> _Working data_:
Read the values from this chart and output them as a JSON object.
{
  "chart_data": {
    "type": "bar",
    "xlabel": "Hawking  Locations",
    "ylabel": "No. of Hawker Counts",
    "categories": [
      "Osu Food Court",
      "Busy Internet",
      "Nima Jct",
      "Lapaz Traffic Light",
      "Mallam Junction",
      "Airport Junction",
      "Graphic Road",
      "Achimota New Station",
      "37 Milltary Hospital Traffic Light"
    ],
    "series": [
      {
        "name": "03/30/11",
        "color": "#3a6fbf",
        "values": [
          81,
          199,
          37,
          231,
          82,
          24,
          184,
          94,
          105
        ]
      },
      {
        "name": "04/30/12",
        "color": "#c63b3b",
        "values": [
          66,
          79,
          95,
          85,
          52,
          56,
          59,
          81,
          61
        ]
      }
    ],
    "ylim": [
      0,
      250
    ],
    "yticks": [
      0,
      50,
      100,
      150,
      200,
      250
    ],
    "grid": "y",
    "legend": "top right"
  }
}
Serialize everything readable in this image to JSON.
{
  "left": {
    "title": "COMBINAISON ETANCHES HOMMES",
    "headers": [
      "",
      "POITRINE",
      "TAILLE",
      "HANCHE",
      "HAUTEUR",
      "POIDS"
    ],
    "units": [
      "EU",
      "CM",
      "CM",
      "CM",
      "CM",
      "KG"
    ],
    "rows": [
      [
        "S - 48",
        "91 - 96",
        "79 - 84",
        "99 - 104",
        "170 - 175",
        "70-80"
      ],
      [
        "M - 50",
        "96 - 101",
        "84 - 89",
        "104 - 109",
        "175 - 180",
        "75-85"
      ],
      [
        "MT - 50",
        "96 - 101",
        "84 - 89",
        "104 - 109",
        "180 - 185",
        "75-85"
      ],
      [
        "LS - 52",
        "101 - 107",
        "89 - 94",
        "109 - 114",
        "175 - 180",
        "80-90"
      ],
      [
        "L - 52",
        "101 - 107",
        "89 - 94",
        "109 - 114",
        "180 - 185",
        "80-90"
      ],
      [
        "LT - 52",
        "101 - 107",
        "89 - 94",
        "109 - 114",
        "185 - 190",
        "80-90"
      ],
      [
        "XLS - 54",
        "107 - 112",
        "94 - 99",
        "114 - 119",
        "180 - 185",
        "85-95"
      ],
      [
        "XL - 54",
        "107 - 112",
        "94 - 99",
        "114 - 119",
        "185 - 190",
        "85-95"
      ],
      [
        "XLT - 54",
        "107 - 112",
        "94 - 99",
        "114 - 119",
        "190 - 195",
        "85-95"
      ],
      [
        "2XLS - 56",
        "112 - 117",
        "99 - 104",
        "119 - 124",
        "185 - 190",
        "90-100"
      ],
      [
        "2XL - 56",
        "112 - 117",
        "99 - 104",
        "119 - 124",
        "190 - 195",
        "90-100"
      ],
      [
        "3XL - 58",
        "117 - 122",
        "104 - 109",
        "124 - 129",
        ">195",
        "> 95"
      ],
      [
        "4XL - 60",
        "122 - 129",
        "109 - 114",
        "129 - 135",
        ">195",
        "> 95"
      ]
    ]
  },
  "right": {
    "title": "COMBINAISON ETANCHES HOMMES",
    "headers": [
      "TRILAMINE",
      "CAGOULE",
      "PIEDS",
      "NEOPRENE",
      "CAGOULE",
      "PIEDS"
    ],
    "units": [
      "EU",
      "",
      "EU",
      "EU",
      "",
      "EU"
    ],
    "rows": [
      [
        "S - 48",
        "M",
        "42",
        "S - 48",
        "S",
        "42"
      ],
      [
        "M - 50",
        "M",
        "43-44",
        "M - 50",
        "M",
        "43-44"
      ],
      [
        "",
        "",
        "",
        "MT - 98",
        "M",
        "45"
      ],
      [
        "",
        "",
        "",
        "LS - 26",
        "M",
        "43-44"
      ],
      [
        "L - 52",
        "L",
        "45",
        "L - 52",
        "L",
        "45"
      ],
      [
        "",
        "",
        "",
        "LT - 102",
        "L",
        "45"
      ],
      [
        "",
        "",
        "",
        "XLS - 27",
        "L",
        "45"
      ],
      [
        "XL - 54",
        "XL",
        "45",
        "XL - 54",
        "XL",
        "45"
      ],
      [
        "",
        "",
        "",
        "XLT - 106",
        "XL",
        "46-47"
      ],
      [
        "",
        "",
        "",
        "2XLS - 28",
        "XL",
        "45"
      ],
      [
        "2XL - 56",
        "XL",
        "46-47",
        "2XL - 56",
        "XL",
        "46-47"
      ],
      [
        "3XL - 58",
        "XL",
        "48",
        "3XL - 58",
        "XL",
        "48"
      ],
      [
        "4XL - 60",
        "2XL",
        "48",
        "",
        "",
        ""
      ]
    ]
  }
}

> _What you need to do_: Transcribe all lines as written.

> _Response to the task_:
Read the values from this chart and output them as a JSON object.
{
  "chart_data": {
    "type": "bar",
    "xlabel": "Hawking  Locations",
    "ylabel": "No. of Hawker Counts",
    "categories": [
      "Osu Food Court",
      "Busy Internet",
      "Nima Jct",
      "Lapaz Traffic Light",
      "Mallam Junction",
      "Airport Junction",
      "Graphic Road",
      "Achimota New Station",
      "37 Milltary Hospital Traffic Light"
    ],
    "series": [
      {
        "name": "03/30/11",
        "color": "#3a6fbf",
        "values": [
          81,
          199,
          37,
          231,
          82,
          24,
          184,
          94,
          105
        ]
      },
      {
        "name": "04/30/12",
        "color": "#c63b3b",
        "values": [
          66,
          79,
          95,
          85,
          52,
          56,
          59,
          81,
          61
        ]
      }
    ],
    "ylim": [
      0,
      250
    ],
    "yticks": [
      0,
      50,
      100,
      150,
      200,
      250
    ],
    "grid": "y",
    "legend": "top right"
  }
}
Serialize everything readable in this image to JSON.
{
  "left": {
    "title": "COMBINAISON ETANCHES HOMMES",
    "headers": [
      "",
      "POITRINE",
      "TAILLE",
      "HANCHE",
      "HAUTEUR",
      "POIDS"
    ],
    "units": [
      "EU",
      "CM",
      "CM",
      "CM",
      "CM",
      "KG"
    ],
    "rows": [
      [
        "S - 48",
        "91 - 96",
        "79 - 84",
        "99 - 104",
        "170 - 175",
        "70-80"
      ],
      [
        "M - 50",
        "96 - 101",
        "84 - 89",
        "104 - 109",
        "175 - 180",
        "75-85"
      ],
      [
        "MT - 50",
        "96 - 101",
        "84 - 89",
        "104 - 109",
        "180 - 185",
        "75-85"
      ],
      [
        "LS - 52",
        "101 - 107",
        "89 - 94",
        "109 - 114",
        "175 - 180",
        "80-90"
      ],
      [
        "L - 52",
        "101 - 107",
        "89 - 94",
        "109 - 114",
        "180 - 185",
        "80-90"
      ],
      [
        "LT - 52",
        "101 - 107",
        "89 - 94",
        "109 - 114",
        "185 - 190",
        "80-90"
      ],
      [
        "XLS - 54",
        "107 - 112",
        "94 - 99",
        "114 - 119",
        "180 - 185",
        "85-95"
      ],
      [
        "XL - 54",
        "107 - 112",
        "94 - 99",
        "114 - 119",
        "185 - 190",
        "85-95"
      ],
      [
        "XLT - 54",
        "107 - 112",
        "94 - 99",
        "114 - 119",
        "190 - 195",
        "85-95"
      ],
      [
        "2XLS - 56",
        "112 - 117",
        "99 - 104",
        "119 - 124",
        "185 - 190",
        "90-100"
      ],
      [
        "2XL - 56",
        "112 - 117",
        "99 - 104",
        "119 - 124",
        "190 - 195",
        "90-100"
      ],
      [
        "3XL - 58",
        "117 - 122",
        "104 - 109",
        "124 - 129",
        ">195",
        "> 95"
      ],
      [
        "4XL - 60",
        "122 - 129",
        "109 - 114",
        "129 - 135",
        ">195",
        "> 95"
      ]
    ]
  },
  "right": {
    "title": "COMBINAISON ETANCHES HOMMES",
    "headers": [
      "TRILAMINE",
      "CAGOULE",
      "PIEDS",
      "NEOPRENE",
      "CAGOULE",
      "PIEDS"
    ],
    "units": [
      "EU",
      "",
      "EU",
      "EU",
      "",
      "EU"
    ],
    "rows": [
      [
        "S - 48",
        "M",
        "42",
        "S - 48",
        "S",
        "42"
      ],
      [
        "M - 50",
        "M",
        "43-44",
        "M - 50",
        "M",
        "43-44"
      ],
      [
        "",
        "",
        "",
        "MT - 98",
        "M",
        "45"
      ],
      [
        "",
        "",
        "",
        "LS - 26",
        "M",
        "43-44"
      ],
      [
        "L - 52",
        "L",
        "45",
        "L - 52",
        "L",
        "45"
      ],
      [
        "",
        "",
        "",
        "LT - 102",
        "L",
        "45"
      ],
      [
        "",
        "",
        "",
        "XLS - 27",
        "L",
        "45"
      ],
      [
        "XL - 54",
        "XL",
        "45",
        "XL - 54",
        "XL",
        "45"
      ],
      [
        "",
        "",
        "",
        "XLT - 106",
        "XL",
        "46-47"
      ],
      [
        "",
        "",
        "",
        "2XLS - 28",
        "XL",
        "45"
      ],
      [
        "2XL - 56",
        "XL",
        "46-47",
        "2XL - 56",
        "XL",
        "46-47"
      ],
      [
        "3XL - 58",
        "XL",
        "48",
        "3XL - 58",
        "XL",
        "48"
      ],
      [
        "4XL - 60",
        "2XL",
        "48",
        "",
        "",
        ""
      ]
    ]
  }
}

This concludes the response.